## Work instructions
Repeat each record below exactly, dropping the pictures.

(A run of records)
------
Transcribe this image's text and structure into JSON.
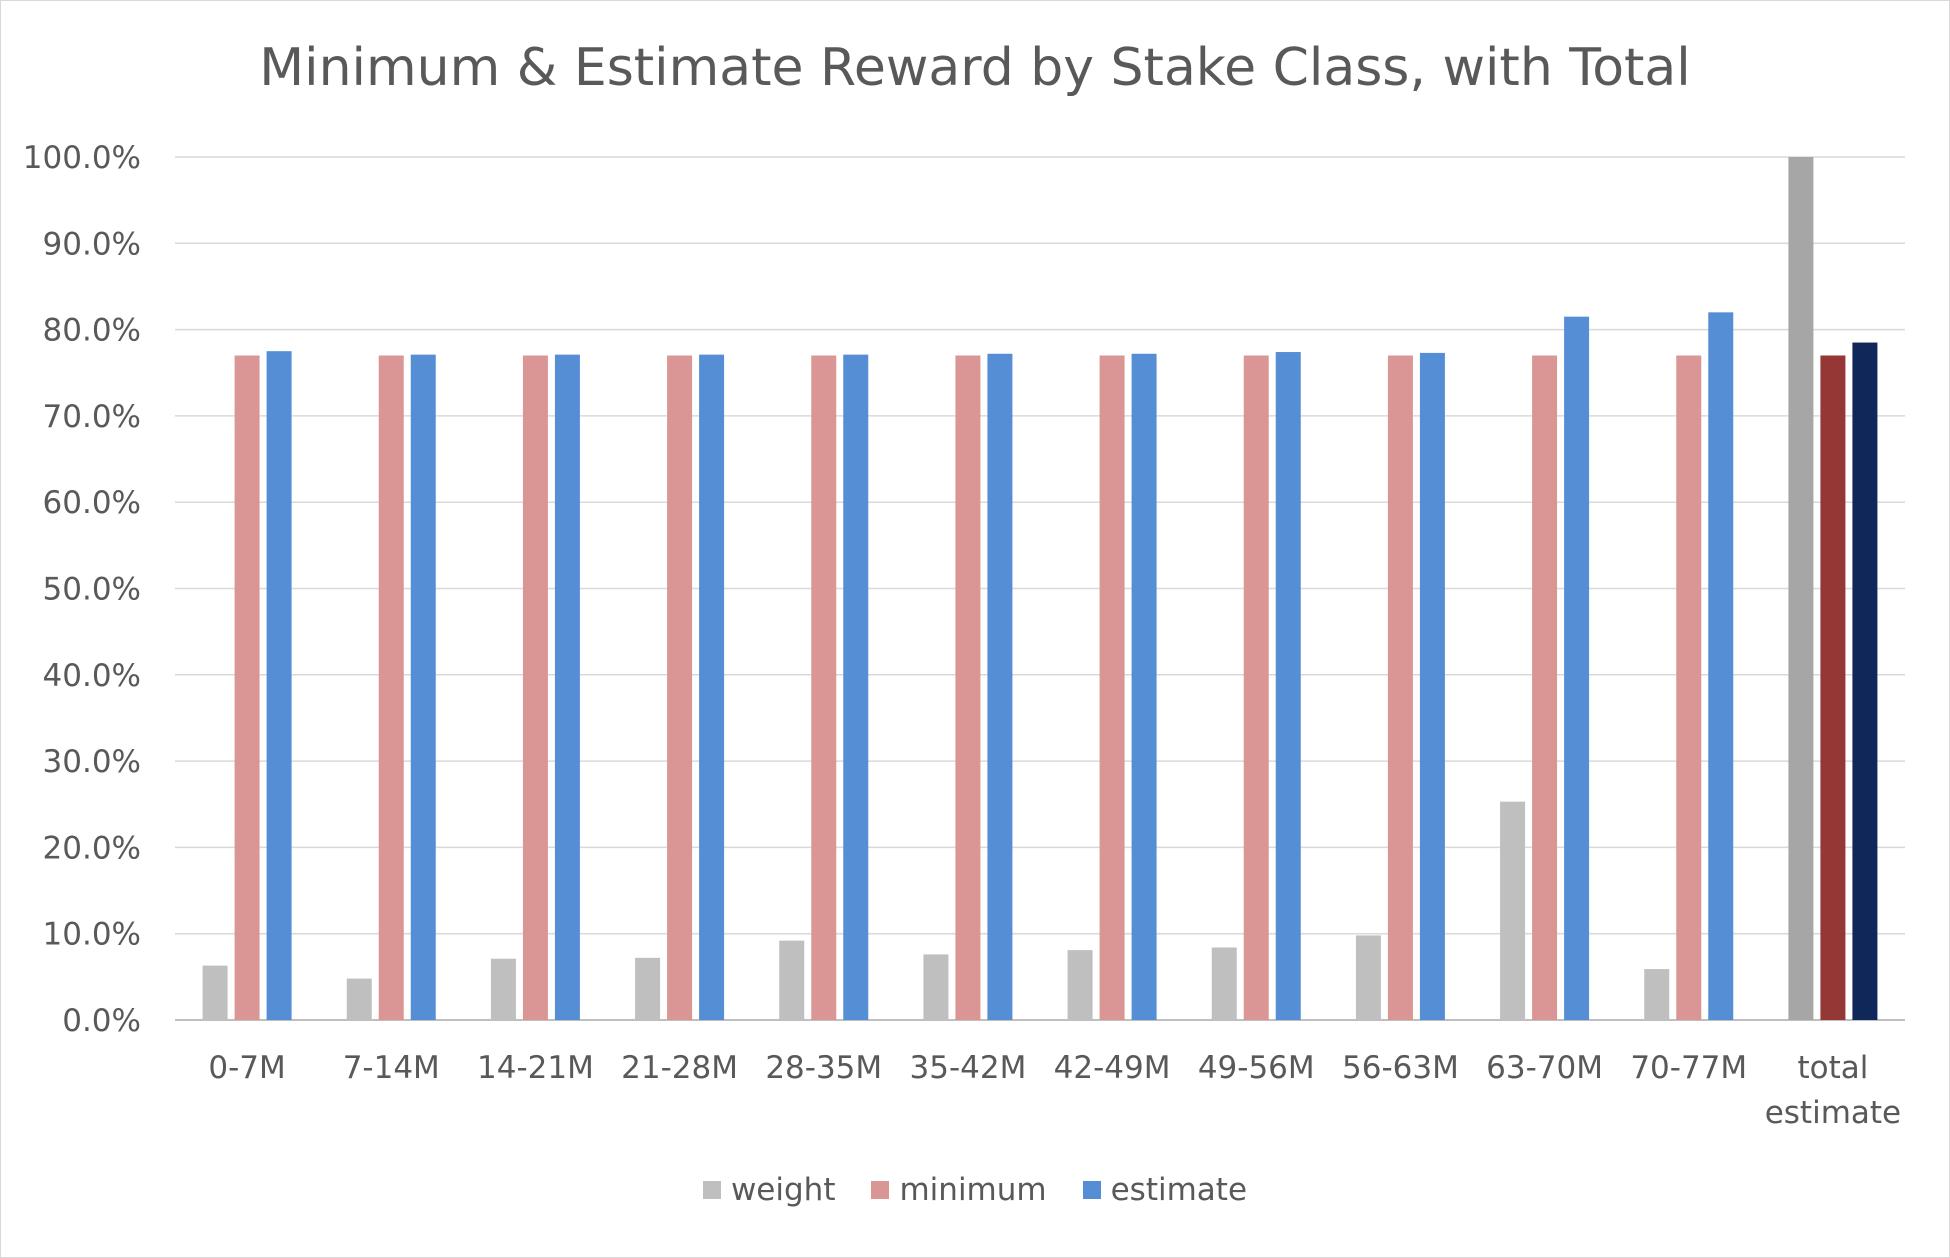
{
  "chart_data": {
    "type": "bar",
    "title": "Minimum & Estimate Reward by Stake Class, with Total",
    "xlabel": "",
    "ylabel": "",
    "ylim": [
      0,
      100
    ],
    "y_ticks": [
      "0.0%",
      "10.0%",
      "20.0%",
      "30.0%",
      "40.0%",
      "50.0%",
      "60.0%",
      "70.0%",
      "80.0%",
      "90.0%",
      "100.0%"
    ],
    "categories": [
      "0-7M",
      "7-14M",
      "14-21M",
      "21-28M",
      "28-35M",
      "35-42M",
      "42-49M",
      "49-56M",
      "56-63M",
      "63-70M",
      "70-77M",
      "total estimate"
    ],
    "category_lines": [
      [
        "0-7M"
      ],
      [
        "7-14M"
      ],
      [
        "14-21M"
      ],
      [
        "21-28M"
      ],
      [
        "28-35M"
      ],
      [
        "35-42M"
      ],
      [
        "42-49M"
      ],
      [
        "49-56M"
      ],
      [
        "56-63M"
      ],
      [
        "63-70M"
      ],
      [
        "70-77M"
      ],
      [
        "total",
        "estimate"
      ]
    ],
    "series": [
      {
        "name": "weight",
        "color": "#bfbfbf",
        "values": [
          6.3,
          4.8,
          7.1,
          7.2,
          9.2,
          7.6,
          8.1,
          8.4,
          9.8,
          25.3,
          5.9,
          100.0
        ]
      },
      {
        "name": "minimum",
        "color": "#da9694",
        "values": [
          77.0,
          77.0,
          77.0,
          77.0,
          77.0,
          77.0,
          77.0,
          77.0,
          77.0,
          77.0,
          77.0,
          77.0
        ]
      },
      {
        "name": "estimate",
        "color": "#558ed5",
        "values": [
          77.5,
          77.1,
          77.1,
          77.1,
          77.1,
          77.2,
          77.2,
          77.4,
          77.3,
          81.5,
          82.0,
          78.5
        ]
      }
    ],
    "total_colors": [
      "#a6a6a6",
      "#953735",
      "#10275a"
    ],
    "grid": true,
    "legend": "bottom"
  }
}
------
## Response for this exercise
Transcribe this image's text and structure into JSON.
{
  "chart_data": {
    "type": "bar",
    "title": "Minimum & Estimate Reward by Stake Class, with Total",
    "xlabel": "",
    "ylabel": "",
    "ylim": [
      0,
      100
    ],
    "y_ticks": [
      "0.0%",
      "10.0%",
      "20.0%",
      "30.0%",
      "40.0%",
      "50.0%",
      "60.0%",
      "70.0%",
      "80.0%",
      "90.0%",
      "100.0%"
    ],
    "categories": [
      "0-7M",
      "7-14M",
      "14-21M",
      "21-28M",
      "28-35M",
      "35-42M",
      "42-49M",
      "49-56M",
      "56-63M",
      "63-70M",
      "70-77M",
      "total estimate"
    ],
    "category_lines": [
      [
        "0-7M"
      ],
      [
        "7-14M"
      ],
      [
        "14-21M"
      ],
      [
        "21-28M"
      ],
      [
        "28-35M"
      ],
      [
        "35-42M"
      ],
      [
        "42-49M"
      ],
      [
        "49-56M"
      ],
      [
        "56-63M"
      ],
      [
        "63-70M"
      ],
      [
        "70-77M"
      ],
      [
        "total",
        "estimate"
      ]
    ],
    "series": [
      {
        "name": "weight",
        "color": "#bfbfbf",
        "values": [
          6.3,
          4.8,
          7.1,
          7.2,
          9.2,
          7.6,
          8.1,
          8.4,
          9.8,
          25.3,
          5.9,
          100.0
        ]
      },
      {
        "name": "minimum",
        "color": "#da9694",
        "values": [
          77.0,
          77.0,
          77.0,
          77.0,
          77.0,
          77.0,
          77.0,
          77.0,
          77.0,
          77.0,
          77.0,
          77.0
        ]
      },
      {
        "name": "estimate",
        "color": "#558ed5",
        "values": [
          77.5,
          77.1,
          77.1,
          77.1,
          77.1,
          77.2,
          77.2,
          77.4,
          77.3,
          81.5,
          82.0,
          78.5
        ]
      }
    ],
    "total_colors": [
      "#a6a6a6",
      "#953735",
      "#10275a"
    ],
    "grid": true,
    "legend": "bottom"
  }
}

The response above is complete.